#### [Work instructions]
Count how many lines hold the string "Oscillation". Give that number alone.

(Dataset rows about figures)

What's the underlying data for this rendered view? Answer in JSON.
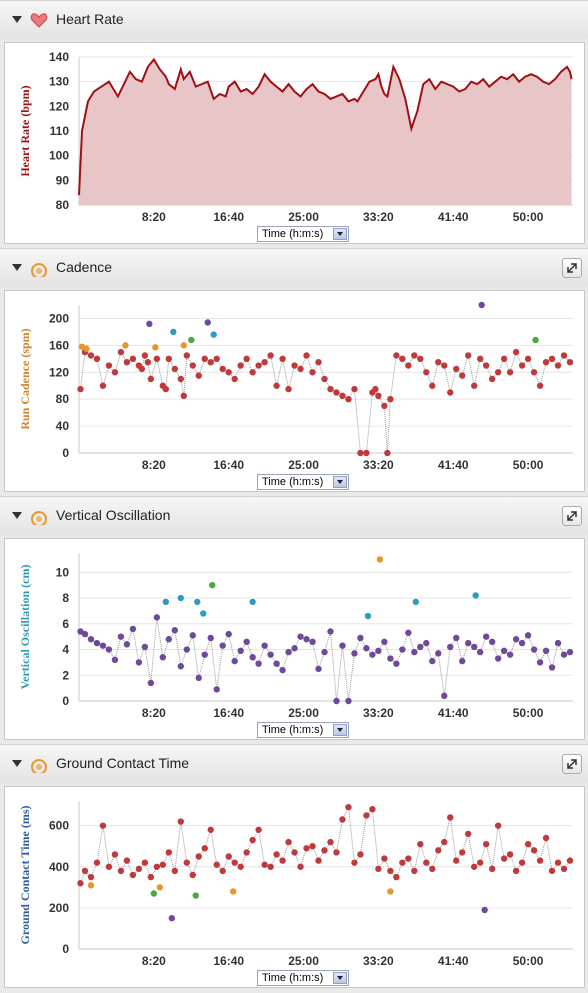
{
  "panels": [
    {
      "title": "Heart Rate",
      "icon": "heart-icon",
      "x_select": "Time (h:m:s)"
    },
    {
      "title": "Cadence",
      "icon": "running-icon",
      "x_select": "Time (h:m:s)"
    },
    {
      "title": "Vertical Oscillation",
      "icon": "running-icon",
      "x_select": "Time (h:m:s)"
    },
    {
      "title": "Ground Contact Time",
      "icon": "running-icon",
      "x_select": "Time (h:m:s)"
    }
  ],
  "colors": {
    "red": "#c0393b",
    "orange": "#e8952c",
    "green": "#4ea840",
    "blue": "#2f9bc0",
    "purple": "#6e4a9a",
    "hr_line": "#9e1012",
    "hr_fill": "#e8c6c8"
  },
  "chart_data": [
    {
      "type": "area",
      "ylabel": "Heart Rate (bpm)",
      "ylabel_color": "#9e1012",
      "xlabel": "Time (h:m:s)",
      "xticks": [
        "8:20",
        "16:40",
        "25:00",
        "33:20",
        "41:40",
        "50:00"
      ],
      "xtick_values": [
        500,
        1000,
        1500,
        2000,
        2500,
        3000
      ],
      "xlim": [
        0,
        3300
      ],
      "yticks": [
        80,
        90,
        100,
        110,
        120,
        130,
        140
      ],
      "ylim": [
        80,
        140
      ],
      "grid": true,
      "series": [
        {
          "x": [
            0,
            20,
            40,
            60,
            100,
            150,
            200,
            260,
            300,
            340,
            380,
            420,
            460,
            500,
            540,
            580,
            600,
            640,
            680,
            700,
            740,
            780,
            820,
            860,
            900,
            940,
            980,
            1000,
            1040,
            1080,
            1120,
            1160,
            1200,
            1240,
            1280,
            1320,
            1360,
            1400,
            1440,
            1480,
            1520,
            1560,
            1600,
            1640,
            1680,
            1720,
            1760,
            1800,
            1840,
            1860,
            1900,
            1940,
            1980,
            2000,
            2020,
            2040,
            2060,
            2080,
            2100,
            2140,
            2180,
            2220,
            2260,
            2300,
            2340,
            2380,
            2420,
            2460,
            2500,
            2540,
            2580,
            2620,
            2660,
            2700,
            2740,
            2780,
            2820,
            2860,
            2900,
            2940,
            2980,
            3020,
            3060,
            3100,
            3140,
            3180,
            3220,
            3260,
            3280,
            3290
          ],
          "y": [
            84,
            110,
            116,
            122,
            126,
            128,
            130,
            124,
            129,
            134,
            131,
            130,
            136,
            139,
            135,
            132,
            129,
            127,
            135,
            131,
            134,
            128,
            129,
            130,
            123,
            125,
            124,
            128,
            130,
            126,
            127,
            125,
            128,
            133,
            130,
            128,
            126,
            129,
            126,
            124,
            127,
            129,
            126,
            125,
            123,
            124,
            125,
            122,
            123,
            122,
            126,
            130,
            131,
            133,
            128,
            125,
            124,
            130,
            136,
            131,
            123,
            111,
            118,
            129,
            131,
            127,
            130,
            129,
            128,
            126,
            127,
            130,
            129,
            131,
            128,
            130,
            132,
            131,
            133,
            130,
            132,
            133,
            132,
            130,
            129,
            131,
            134,
            136,
            134,
            131
          ]
        }
      ]
    },
    {
      "type": "scatter",
      "ylabel": "Run Cadence (spm)",
      "ylabel_color": "#d4812a",
      "xlabel": "Time (h:m:s)",
      "xticks": [
        "8:20",
        "16:40",
        "25:00",
        "33:20",
        "41:40",
        "50:00"
      ],
      "xtick_values": [
        500,
        1000,
        1500,
        2000,
        2500,
        3000
      ],
      "xlim": [
        0,
        3300
      ],
      "yticks": [
        0,
        40,
        80,
        120,
        160,
        200
      ],
      "ylim": [
        0,
        220
      ],
      "grid": true,
      "series": [
        {
          "x": [
            10,
            40,
            80,
            120,
            160,
            200,
            240,
            280,
            320,
            360,
            400,
            420,
            440,
            460,
            480,
            520,
            560,
            580,
            600,
            640,
            680,
            700,
            720,
            760,
            800,
            840,
            880,
            920,
            960,
            1000,
            1040,
            1080,
            1120,
            1160,
            1200,
            1240,
            1280,
            1320,
            1360,
            1400,
            1440,
            1480,
            1520,
            1560,
            1600,
            1640,
            1680,
            1720,
            1760,
            1800,
            1840,
            1880,
            1920,
            1960,
            1980,
            2000,
            2040,
            2060,
            2080,
            2120,
            2160,
            2200,
            2240,
            2280,
            2320,
            2360,
            2400,
            2440,
            2480,
            2520,
            2560,
            2600,
            2640,
            2680,
            2720,
            2760,
            2800,
            2840,
            2880,
            2920,
            2960,
            3000,
            3040,
            3080,
            3120,
            3160,
            3200,
            3240,
            3280
          ],
          "y": [
            95,
            150,
            145,
            140,
            100,
            130,
            120,
            150,
            135,
            140,
            130,
            125,
            145,
            135,
            110,
            140,
            100,
            95,
            140,
            125,
            110,
            85,
            145,
            130,
            115,
            140,
            135,
            140,
            125,
            120,
            110,
            130,
            140,
            120,
            130,
            135,
            145,
            100,
            140,
            95,
            130,
            125,
            145,
            120,
            135,
            110,
            95,
            90,
            85,
            80,
            95,
            0,
            0,
            90,
            95,
            85,
            70,
            0,
            80,
            145,
            140,
            130,
            145,
            140,
            120,
            100,
            135,
            130,
            90,
            125,
            115,
            145,
            100,
            140,
            130,
            110,
            120,
            140,
            120,
            150,
            130,
            140,
            120,
            100,
            135,
            140,
            130,
            145,
            135
          ]
        },
        {
          "x": [
            20,
            50,
            310,
            510,
            700
          ],
          "y": [
            158,
            155,
            160,
            157,
            160
          ],
          "color": "#e8952c"
        },
        {
          "x": [
            750,
            3050
          ],
          "y": [
            168,
            168
          ],
          "color": "#4ea840"
        },
        {
          "x": [
            630,
            900
          ],
          "y": [
            180,
            176
          ],
          "color": "#2f9bc0"
        },
        {
          "x": [
            470,
            860,
            2690
          ],
          "y": [
            192,
            194,
            220
          ],
          "color": "#6e4a9a"
        }
      ]
    },
    {
      "type": "scatter",
      "ylabel": "Vertical Oscillation (cm)",
      "ylabel_color": "#2b9cb6",
      "xlabel": "Time (h:m:s)",
      "xticks": [
        "8:20",
        "16:40",
        "25:00",
        "33:20",
        "41:40",
        "50:00"
      ],
      "xtick_values": [
        500,
        1000,
        1500,
        2000,
        2500,
        3000
      ],
      "xlim": [
        0,
        3300
      ],
      "yticks": [
        0,
        2,
        4,
        6,
        8,
        10
      ],
      "ylim": [
        0,
        11.5
      ],
      "grid": true,
      "series": [
        {
          "x": [
            10,
            40,
            80,
            120,
            160,
            200,
            240,
            280,
            320,
            360,
            400,
            440,
            480,
            520,
            560,
            600,
            640,
            680,
            720,
            760,
            800,
            840,
            880,
            920,
            960,
            1000,
            1040,
            1080,
            1120,
            1160,
            1200,
            1240,
            1280,
            1320,
            1360,
            1400,
            1440,
            1480,
            1520,
            1560,
            1600,
            1640,
            1680,
            1720,
            1760,
            1800,
            1840,
            1880,
            1920,
            1960,
            2000,
            2040,
            2080,
            2120,
            2160,
            2200,
            2240,
            2280,
            2320,
            2360,
            2400,
            2440,
            2480,
            2520,
            2560,
            2600,
            2640,
            2680,
            2720,
            2760,
            2800,
            2840,
            2880,
            2920,
            2960,
            3000,
            3040,
            3080,
            3120,
            3160,
            3200,
            3240,
            3280
          ],
          "y": [
            5.4,
            5.2,
            4.8,
            4.5,
            4.3,
            4.0,
            3.2,
            5.0,
            4.4,
            5.6,
            3.0,
            4.2,
            1.4,
            6.5,
            3.4,
            4.8,
            5.5,
            2.7,
            4.0,
            5.1,
            1.8,
            3.6,
            4.9,
            0.9,
            4.3,
            5.2,
            3.1,
            3.9,
            4.6,
            3.4,
            2.9,
            4.3,
            3.6,
            2.9,
            2.4,
            3.8,
            4.1,
            5.0,
            4.8,
            4.6,
            2.5,
            3.8,
            5.4,
            0.0,
            4.3,
            0.0,
            3.7,
            4.9,
            4.1,
            3.6,
            3.9,
            4.6,
            3.3,
            2.9,
            4.0,
            5.3,
            3.8,
            4.2,
            4.5,
            3.1,
            3.7,
            0.4,
            4.2,
            4.9,
            3.1,
            4.5,
            4.2,
            3.8,
            5.0,
            4.6,
            3.3,
            3.9,
            3.6,
            4.8,
            4.5,
            5.1,
            4.0,
            3.0,
            3.9,
            2.6,
            4.5,
            3.6,
            3.8
          ]
        },
        {
          "x": [
            580,
            680,
            830,
            1160,
            1930,
            2250
          ],
          "y": [
            7.7,
            8.0,
            6.8,
            7.7,
            6.6,
            7.7
          ],
          "color": "#2f9bc0"
        },
        {
          "x": [
            790,
            2650
          ],
          "y": [
            7.7,
            8.2
          ],
          "color": "#2f9bc0"
        },
        {
          "x": [
            890
          ],
          "y": [
            9.0
          ],
          "color": "#4ea840"
        },
        {
          "x": [
            2010
          ],
          "y": [
            11.0
          ],
          "color": "#e8952c"
        }
      ]
    },
    {
      "type": "scatter",
      "ylabel": "Ground Contact Time (ms)",
      "ylabel_color": "#2f5aa0",
      "xlabel": "Time (h:m:s)",
      "xticks": [
        "8:20",
        "16:40",
        "25:00",
        "33:20",
        "41:40",
        "50:00"
      ],
      "xtick_values": [
        500,
        1000,
        1500,
        2000,
        2500,
        3000
      ],
      "xlim": [
        0,
        3300
      ],
      "yticks": [
        0,
        200,
        400,
        600
      ],
      "ylim": [
        0,
        720
      ],
      "grid": true,
      "series": [
        {
          "x": [
            10,
            40,
            80,
            120,
            160,
            200,
            240,
            280,
            320,
            360,
            400,
            440,
            480,
            520,
            560,
            600,
            640,
            680,
            720,
            760,
            800,
            840,
            880,
            920,
            960,
            1000,
            1040,
            1080,
            1120,
            1160,
            1200,
            1240,
            1280,
            1320,
            1360,
            1400,
            1440,
            1480,
            1520,
            1560,
            1600,
            1640,
            1680,
            1720,
            1760,
            1800,
            1840,
            1880,
            1920,
            1960,
            2000,
            2040,
            2080,
            2120,
            2160,
            2200,
            2240,
            2280,
            2320,
            2360,
            2400,
            2440,
            2480,
            2520,
            2560,
            2600,
            2640,
            2680,
            2720,
            2760,
            2800,
            2840,
            2880,
            2920,
            2960,
            3000,
            3040,
            3080,
            3120,
            3160,
            3200,
            3240,
            3280
          ],
          "y": [
            320,
            380,
            350,
            420,
            600,
            400,
            460,
            380,
            430,
            360,
            390,
            420,
            350,
            400,
            410,
            470,
            380,
            620,
            420,
            360,
            450,
            490,
            580,
            410,
            380,
            450,
            420,
            400,
            470,
            530,
            580,
            410,
            400,
            460,
            430,
            520,
            470,
            400,
            490,
            500,
            430,
            480,
            520,
            470,
            630,
            690,
            420,
            460,
            650,
            680,
            390,
            440,
            380,
            350,
            420,
            440,
            380,
            510,
            420,
            390,
            480,
            520,
            640,
            430,
            470,
            560,
            400,
            420,
            510,
            390,
            600,
            440,
            460,
            380,
            420,
            510,
            480,
            430,
            540,
            380,
            420,
            390,
            430
          ]
        },
        {
          "x": [
            80,
            540,
            1030,
            2080
          ],
          "y": [
            310,
            300,
            280,
            280
          ],
          "color": "#e8952c"
        },
        {
          "x": [
            500,
            780
          ],
          "y": [
            270,
            260
          ],
          "color": "#4ea840"
        },
        {
          "x": [
            620,
            2710
          ],
          "y": [
            150,
            190
          ],
          "color": "#6e4a9a"
        }
      ]
    }
  ]
}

#### [Answer to this problem]
2